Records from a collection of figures
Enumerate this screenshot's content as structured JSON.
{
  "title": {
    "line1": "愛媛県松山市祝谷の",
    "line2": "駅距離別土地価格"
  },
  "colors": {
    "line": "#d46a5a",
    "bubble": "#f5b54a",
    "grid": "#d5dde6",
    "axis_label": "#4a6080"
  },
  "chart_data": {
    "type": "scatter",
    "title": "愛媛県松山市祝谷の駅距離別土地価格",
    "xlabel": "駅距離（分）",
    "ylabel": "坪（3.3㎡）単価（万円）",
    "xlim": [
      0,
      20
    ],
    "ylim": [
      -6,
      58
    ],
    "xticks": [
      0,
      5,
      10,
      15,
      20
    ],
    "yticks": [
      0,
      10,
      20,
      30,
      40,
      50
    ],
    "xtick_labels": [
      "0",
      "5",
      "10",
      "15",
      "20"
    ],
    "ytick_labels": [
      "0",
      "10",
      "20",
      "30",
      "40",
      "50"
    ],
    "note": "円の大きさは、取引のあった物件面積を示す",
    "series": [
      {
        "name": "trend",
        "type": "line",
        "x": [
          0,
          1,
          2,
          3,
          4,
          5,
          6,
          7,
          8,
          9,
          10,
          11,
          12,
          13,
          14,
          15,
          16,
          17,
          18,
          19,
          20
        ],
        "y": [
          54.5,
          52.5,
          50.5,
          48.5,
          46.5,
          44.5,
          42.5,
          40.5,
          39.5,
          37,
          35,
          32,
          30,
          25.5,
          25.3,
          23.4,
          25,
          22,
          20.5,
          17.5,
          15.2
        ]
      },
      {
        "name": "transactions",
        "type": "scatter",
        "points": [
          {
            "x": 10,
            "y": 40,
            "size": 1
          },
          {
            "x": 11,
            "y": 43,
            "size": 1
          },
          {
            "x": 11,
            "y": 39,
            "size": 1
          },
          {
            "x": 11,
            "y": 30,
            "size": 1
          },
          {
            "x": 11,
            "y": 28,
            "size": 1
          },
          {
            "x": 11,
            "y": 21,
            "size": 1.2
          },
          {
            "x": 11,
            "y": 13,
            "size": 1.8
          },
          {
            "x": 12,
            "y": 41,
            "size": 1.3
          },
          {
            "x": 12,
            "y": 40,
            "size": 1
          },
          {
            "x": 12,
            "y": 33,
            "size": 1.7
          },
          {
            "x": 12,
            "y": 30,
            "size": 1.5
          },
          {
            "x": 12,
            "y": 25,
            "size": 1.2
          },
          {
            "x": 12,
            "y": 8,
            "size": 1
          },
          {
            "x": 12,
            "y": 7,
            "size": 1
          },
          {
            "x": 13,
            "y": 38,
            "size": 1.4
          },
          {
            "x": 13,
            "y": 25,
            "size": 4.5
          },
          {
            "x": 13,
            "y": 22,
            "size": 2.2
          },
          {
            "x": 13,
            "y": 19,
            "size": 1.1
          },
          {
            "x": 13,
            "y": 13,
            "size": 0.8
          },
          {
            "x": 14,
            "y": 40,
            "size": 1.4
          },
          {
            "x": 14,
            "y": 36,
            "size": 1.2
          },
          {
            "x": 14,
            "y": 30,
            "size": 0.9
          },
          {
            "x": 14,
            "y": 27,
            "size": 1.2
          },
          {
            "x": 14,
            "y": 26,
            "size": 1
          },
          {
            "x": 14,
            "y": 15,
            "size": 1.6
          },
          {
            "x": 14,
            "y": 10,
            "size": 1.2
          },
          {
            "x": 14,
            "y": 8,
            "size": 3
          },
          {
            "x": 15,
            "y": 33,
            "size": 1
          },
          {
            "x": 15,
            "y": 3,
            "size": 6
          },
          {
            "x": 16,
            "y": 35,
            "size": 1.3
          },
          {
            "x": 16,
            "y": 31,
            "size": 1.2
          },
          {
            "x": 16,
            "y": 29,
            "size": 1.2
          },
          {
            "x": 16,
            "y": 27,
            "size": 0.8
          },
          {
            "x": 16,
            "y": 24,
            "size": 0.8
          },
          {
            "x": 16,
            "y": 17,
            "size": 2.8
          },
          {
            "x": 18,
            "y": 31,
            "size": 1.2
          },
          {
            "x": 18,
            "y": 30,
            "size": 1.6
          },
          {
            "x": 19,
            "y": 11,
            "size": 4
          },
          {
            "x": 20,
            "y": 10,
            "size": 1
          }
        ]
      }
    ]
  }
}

**What is expected**
Say how many lines above contain the string "type". Answer with the number only.

**Answer for the task**
3